- What is being asked:
Copy out every record below exactly as written, but leave out any pictures.

- Data listing:
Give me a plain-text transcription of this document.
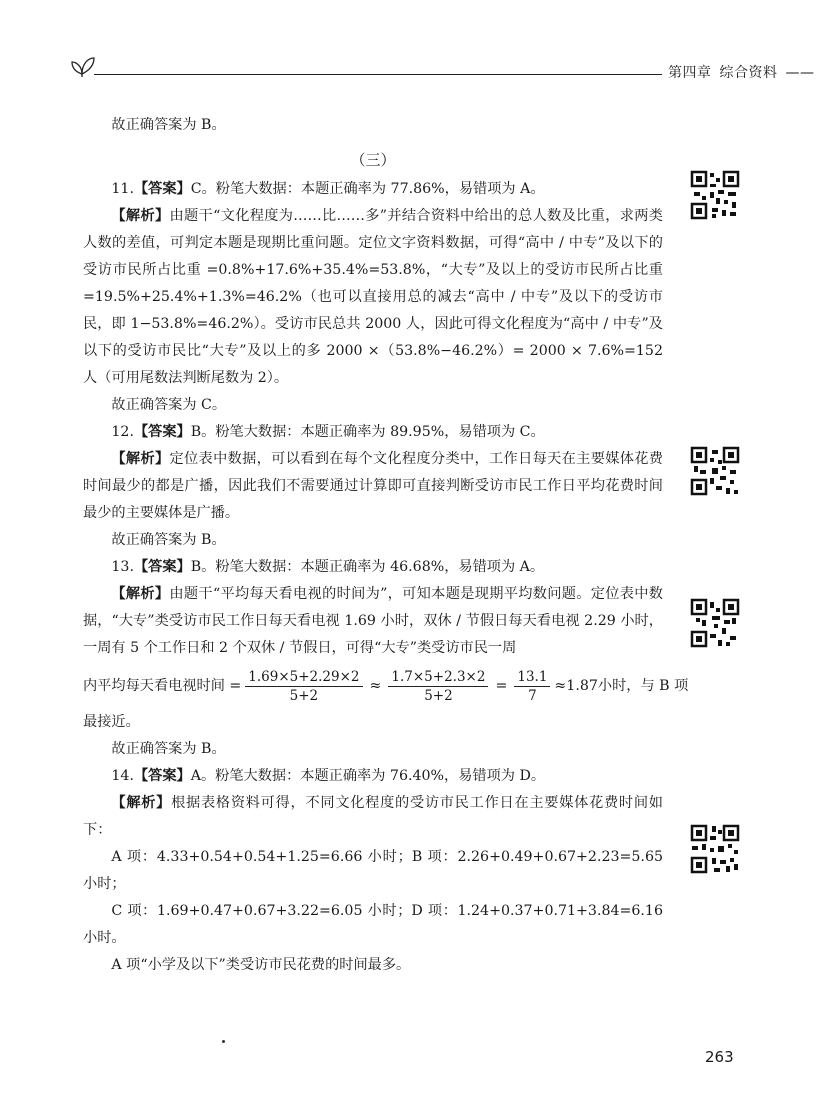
第四章 综合资料 ——

故正确答案为 B。

（三）

11.【答案】C。粉笔大数据：本题正确率为 77.86%，易错项为 A。

【解析】由题干“文化程度为……比……多”并结合资料中给出的总人数及比重，求两类人数的差值，可判定本题是现期比重问题。定位文字资料数据，可得“高中 / 中专”及以下的受访市民所占比重 =0.8%+17.6%+35.4%=53.8%，“大专”及以上的受访市民所占比重 =19.5%+25.4%+1.3%=46.2%（也可以直接用总的减去“高中 / 中专”及以下的受访市民，即 1−53.8%=46.2%）。受访市民总共 2000 人，因此可得文化程度为“高中 / 中专”及以下的受访市民比“大专”及以上的多 2000 ×（53.8%−46.2%）= 2000 × 7.6%=152 人（可用尾数法判断尾数为 2）。

故正确答案为 C。

12.【答案】B。粉笔大数据：本题正确率为 89.95%，易错项为 C。

【解析】定位表中数据，可以看到在每个文化程度分类中，工作日每天在主要媒体花费时间最少的都是广播，因此我们不需要通过计算即可直接判断受访市民工作日平均花费时间最少的主要媒体是广播。

故正确答案为 B。

13.【答案】B。粉笔大数据：本题正确率为 46.68%，易错项为 A。

【解析】由题干“平均每天看电视的时间为”，可知本题是现期平均数问题。定位表中数据，“大专”类受访市民工作日每天看电视 1.69 小时，双休 / 节假日每天看电视 2.29 小时，一周有 5 个工作日和 2 个双休 / 节假日，可得“大专”类受访市民一周

内平均每天看电视时间 = $\frac{1.69\times 5+2.29\times 2}{5+2} \approx \frac{1.7\times 5+2.3\times 2}{5+2} = \frac{13.1}{7} \approx 1.87$小时，与 B 项

最接近。

故正确答案为 B。

14.【答案】A。粉笔大数据：本题正确率为 76.40%，易错项为 D。

【解析】根据表格资料可得，不同文化程度的受访市民工作日在主要媒体花费时间如下：

A 项：4.33+0.54+0.54+1.25=6.66 小时；B 项：2.26+0.49+0.67+2.23=5.65 小时；

C 项：1.69+0.47+0.67+3.22=6.05 小时；D 项：1.24+0.37+0.71+3.84=6.16 小时。

A 项“小学及以下”类受访市民花费的时间最多。

263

- Correct output:
Give me a plain-text transcription of this document.
第四章 综合资料 ——

故正确答案为 B。

（三）

11.【答案】C。粉笔大数据：本题正确率为 77.86%，易错项为 A。

【解析】由题干“文化程度为……比……多”并结合资料中给出的总人数及比重，求两类人数的差值，可判定本题是现期比重问题。定位文字资料数据，可得“高中 / 中专”及以下的受访市民所占比重 =0.8%+17.6%+35.4%=53.8%，“大专”及以上的受访市民所占比重 =19.5%+25.4%+1.3%=46.2%（也可以直接用总的减去“高中 / 中专”及以下的受访市民，即 1−53.8%=46.2%）。受访市民总共 2000 人，因此可得文化程度为“高中 / 中专”及以下的受访市民比“大专”及以上的多 2000 ×（53.8%−46.2%）= 2000 × 7.6%=152 人（可用尾数法判断尾数为 2）。

故正确答案为 C。

12.【答案】B。粉笔大数据：本题正确率为 89.95%，易错项为 C。

【解析】定位表中数据，可以看到在每个文化程度分类中，工作日每天在主要媒体花费时间最少的都是广播，因此我们不需要通过计算即可直接判断受访市民工作日平均花费时间最少的主要媒体是广播。

故正确答案为 B。

13.【答案】B。粉笔大数据：本题正确率为 46.68%，易错项为 A。

【解析】由题干“平均每天看电视的时间为”，可知本题是现期平均数问题。定位表中数据，“大专”类受访市民工作日每天看电视 1.69 小时，双休 / 节假日每天看电视 2.29 小时，一周有 5 个工作日和 2 个双休 / 节假日，可得“大专”类受访市民一周

内平均每天看电视时间 = $\frac{1.69\times 5+2.29\times 2}{5+2} \approx \frac{1.7\times 5+2.3\times 2}{5+2} = \frac{13.1}{7} \approx 1.87$小时，与 B 项

最接近。

故正确答案为 B。

14.【答案】A。粉笔大数据：本题正确率为 76.40%，易错项为 D。

【解析】根据表格资料可得，不同文化程度的受访市民工作日在主要媒体花费时间如下：

A 项：4.33+0.54+0.54+1.25=6.66 小时；B 项：2.26+0.49+0.67+2.23=5.65 小时；

C 项：1.69+0.47+0.67+3.22=6.05 小时；D 项：1.24+0.37+0.71+3.84=6.16 小时。

A 项“小学及以下”类受访市民花费的时间最多。

263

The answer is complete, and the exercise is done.